Write out every entry, unchanged. Skip any picture.

──────── EXTRACTED INFORMATION

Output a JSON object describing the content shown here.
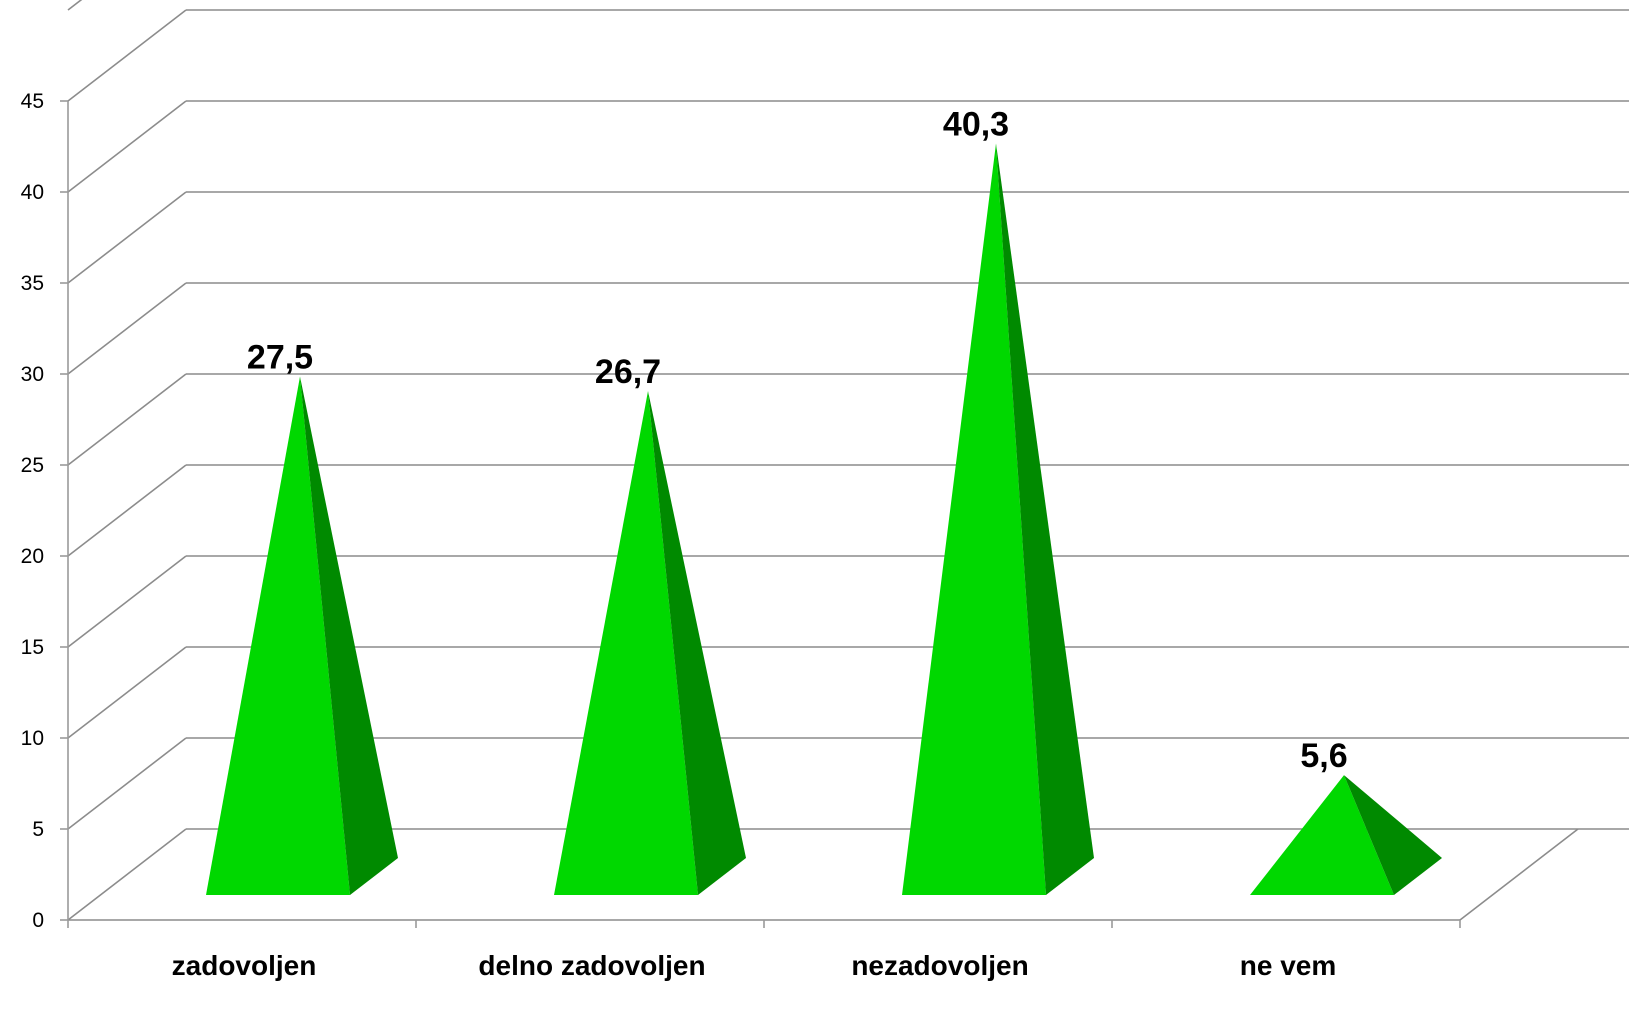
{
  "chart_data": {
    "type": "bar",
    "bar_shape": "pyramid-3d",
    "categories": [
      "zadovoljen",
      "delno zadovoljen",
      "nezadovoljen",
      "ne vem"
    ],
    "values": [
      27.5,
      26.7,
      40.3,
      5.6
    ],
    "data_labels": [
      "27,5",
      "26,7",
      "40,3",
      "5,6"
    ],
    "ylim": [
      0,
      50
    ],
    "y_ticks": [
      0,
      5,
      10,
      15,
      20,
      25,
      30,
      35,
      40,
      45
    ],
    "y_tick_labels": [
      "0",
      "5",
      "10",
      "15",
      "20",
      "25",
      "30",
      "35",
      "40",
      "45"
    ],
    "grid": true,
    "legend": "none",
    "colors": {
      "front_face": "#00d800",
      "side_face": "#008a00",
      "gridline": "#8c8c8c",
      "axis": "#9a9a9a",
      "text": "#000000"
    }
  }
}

────────────────

- **SOLUTION TO THIS TASK**:
Output a JSON object describing the content shown here.
{
  "chart_data": {
    "type": "bar",
    "bar_shape": "pyramid-3d",
    "categories": [
      "zadovoljen",
      "delno zadovoljen",
      "nezadovoljen",
      "ne vem"
    ],
    "values": [
      27.5,
      26.7,
      40.3,
      5.6
    ],
    "data_labels": [
      "27,5",
      "26,7",
      "40,3",
      "5,6"
    ],
    "ylim": [
      0,
      50
    ],
    "y_ticks": [
      0,
      5,
      10,
      15,
      20,
      25,
      30,
      35,
      40,
      45
    ],
    "y_tick_labels": [
      "0",
      "5",
      "10",
      "15",
      "20",
      "25",
      "30",
      "35",
      "40",
      "45"
    ],
    "grid": true,
    "legend": "none",
    "colors": {
      "front_face": "#00d800",
      "side_face": "#008a00",
      "gridline": "#8c8c8c",
      "axis": "#9a9a9a",
      "text": "#000000"
    }
  }
}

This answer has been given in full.